▶ [Série d'exercices]:
**a.** D'après l'extrait, à quel service la demande de Mme A... tendant au retrait de la décision de division de sa parcelle aurait-elle dû être adressée ?
**b.** Renvoyez le passage de l'extrait compris entre « 9. En second » et « suivant son adoption. », bornes incluses.

▶ [Extrait du texte]:
* * *

7. Il résulte des dispositions combinées rappelées aux points précédents que lorsqu'un arrêté de cessibilité déclare cessibles des parties de parcelles, ce qui implique de modifier les limites des terrains concernés, un document d'arpentage doit être préalablement réalisé afin que l'arrêté de cessibilité désigne les parcelles concernées conformément à leur numérotation issue de ce document. Le défaut d'accomplissement de cette obligation, qui constitue alors une garantie pour les propriétaires concernés par la procédure d'expropriation, entache d'irrégularité l'arrêté de cessibilité.
En ce qui concerne la division cadastrale :
8. En premier lieu, il résulte des dispositions précitées que la demande de Mme A..., qui tendait au retrait de la décision par laquelle l'administration avait procédé à la division de sa parcelle cadastrée section AD n° 503 aurait dû être adressée au service du cadastre et non au maire de la commune d'Asnières-sur-Oise, nonobstant la circonstance qu'il a été procédé à cette division à la demande de cette commune. Dès lors, en application des articles L. 114-2 et L. 114-3 du code des relations entre le public et l'administration, la décision implicite du 21 décembre 2019 doit être regardée comme ayant été prise par le responsable de ce service et non par le maire de la commune d'Asnières-sur-Oise.
9. En second lieu, la seule circonstance que le document d'arpentage établi à la demande de la commune d'Asnières-sur-Oise et présenté à l'appui de sa demande de division cadastrale n'ait pas été certifié par Mme A..., à la suite de la notification de ce document faite à cette dernière et des tentatives infructueuses de la commune pour la joindre, ne saurait caractériser, dans les circonstances de l'espèce, une fraude. Dès lors, Mme A... n'est pas fondée à soutenir que c'est à tort que les premiers juges ont rejeté sa demande tendant à l'annulation de la décision implicite du 21 février 2019 portant refus du retrait de cette décision de division au-delà du délai de quatre mois suivant son adoption.
En ce qui concerne l'arrêté de cessibilité :
10. La seule circonstance que le document d'arpentage établi à la demande de la commune d'Asnières-sur-Oise préalablement à l'arrêté de cessibilité du 18 novembre 2016 n'aurait pas été certifié par Mme A..., à la suite de la notification de ce document faite à cette dernière et des tentatives infructueuses de la commune pour la joindre, ne saurait entacher de fraude cet arrêté de cessibilité. Dès lors, Mme A... n'était pas fondée à soutenir que le préfet aurait dû retirer cet arrêté plus de quatre mois après son édiction.

* * *

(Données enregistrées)

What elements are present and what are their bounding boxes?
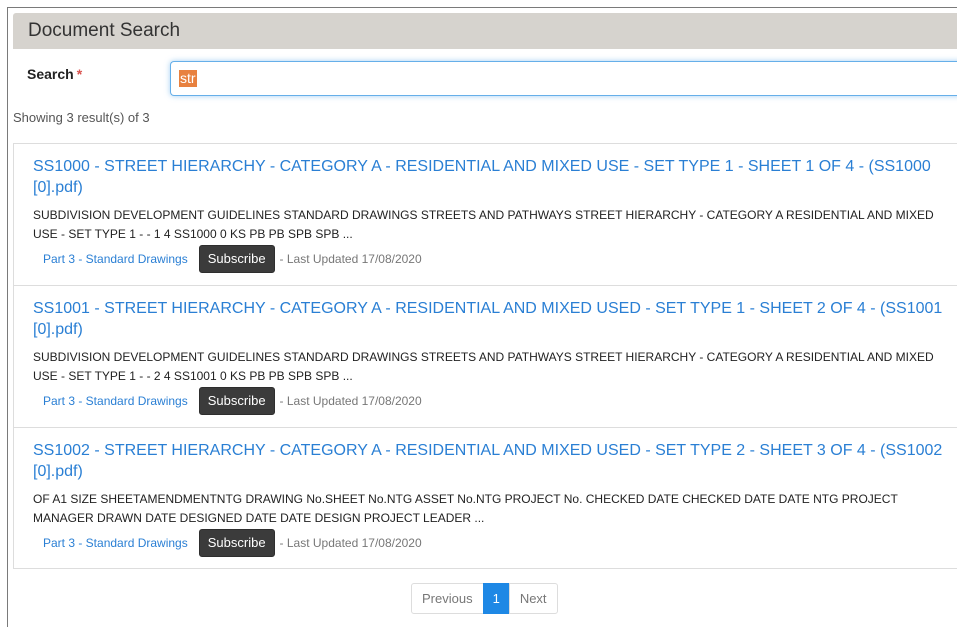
category-link[interactable]: Part 3 - Standard Drawings bbox=[43, 252, 188, 266]
result-title-link[interactable]: SS1001 - STREET HIERARCHY - CATEGORY A -… bbox=[33, 298, 948, 340]
results-list: SS1000 - STREET HIERARCHY - CATEGORY A -… bbox=[13, 143, 957, 569]
category-link[interactable]: Part 3 - Standard Drawings bbox=[43, 536, 188, 550]
search-label: Search * bbox=[27, 66, 82, 82]
previous-page-button[interactable]: Previous bbox=[411, 583, 484, 614]
result-item: SS1001 - STREET HIERARCHY - CATEGORY A -… bbox=[13, 285, 957, 427]
search-input[interactable]: str bbox=[170, 61, 957, 96]
result-snippet: SUBDIVISION DEVELOPMENT GUIDELINES STAND… bbox=[33, 350, 934, 383]
required-mark: * bbox=[76, 66, 83, 82]
page-1-button[interactable]: 1 bbox=[482, 583, 510, 614]
last-updated: - Last Updated 17/08/2020 bbox=[279, 394, 422, 408]
last-updated: - Last Updated 17/08/2020 bbox=[279, 252, 422, 266]
result-snippet: SUBDIVISION DEVELOPMENT GUIDELINES STAND… bbox=[33, 208, 934, 241]
next-page-button[interactable]: Next bbox=[508, 583, 558, 614]
subscribe-button[interactable]: Subscribe bbox=[198, 245, 275, 273]
result-meta: Part 3 - Standard Drawings Subscribe - L… bbox=[43, 529, 422, 557]
subscribe-button[interactable]: Subscribe bbox=[198, 387, 275, 415]
result-count: Showing 3 result(s) of 3 bbox=[13, 110, 150, 125]
page-title: Document Search bbox=[28, 20, 181, 41]
last-updated: - Last Updated 17/08/2020 bbox=[279, 536, 422, 550]
subscribe-button[interactable]: Subscribe bbox=[198, 529, 275, 557]
result-snippet: OF A1 SIZE SHEETAMENDMENTNTG DRAWING No.… bbox=[33, 492, 898, 525]
result-item: SS1000 - STREET HIERARCHY - CATEGORY A -… bbox=[13, 143, 957, 285]
result-title-link[interactable]: SS1000 - STREET HIERARCHY - CATEGORY A -… bbox=[33, 156, 948, 198]
category-link[interactable]: Part 3 - Standard Drawings bbox=[43, 394, 188, 408]
pagination: Previous 1 Next bbox=[411, 583, 558, 614]
result-meta: Part 3 - Standard Drawings Subscribe - L… bbox=[43, 387, 422, 415]
search-input-value: str bbox=[179, 70, 197, 87]
panel-header: Document Search bbox=[13, 13, 957, 49]
result-title-link[interactable]: SS1002 - STREET HIERARCHY - CATEGORY A -… bbox=[33, 440, 948, 482]
result-item: SS1002 - STREET HIERARCHY - CATEGORY A -… bbox=[13, 427, 957, 569]
search-label-text: Search bbox=[27, 66, 74, 82]
result-meta: Part 3 - Standard Drawings Subscribe - L… bbox=[43, 245, 422, 273]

* * *

▶ [Les corrigés]:
**a.** Au service du cadastre.

**b.**
9. En second lieu, la seule circonstance que le document d'arpentage établi à la demande de la commune d'Asnières-sur-Oise et présenté à l'appui de sa demande de division cadastrale n'ait pas été certifié par Mme A..., à la suite de la notification de ce document faite à cette dernière et des tentatives infructueuses de la commune pour la joindre, ne saurait caractériser, dans les circonstances de l'espèce, une fraude. Dès lors, Mme A... n'est pas fondée à soutenir que c'est à tort que les premiers juges ont rejeté sa demande tendant à l'annulation de la décision implicite du 21 février 2019 portant refus du retrait de cette décision de division au-delà du délai de quatre mois suivant son adoption.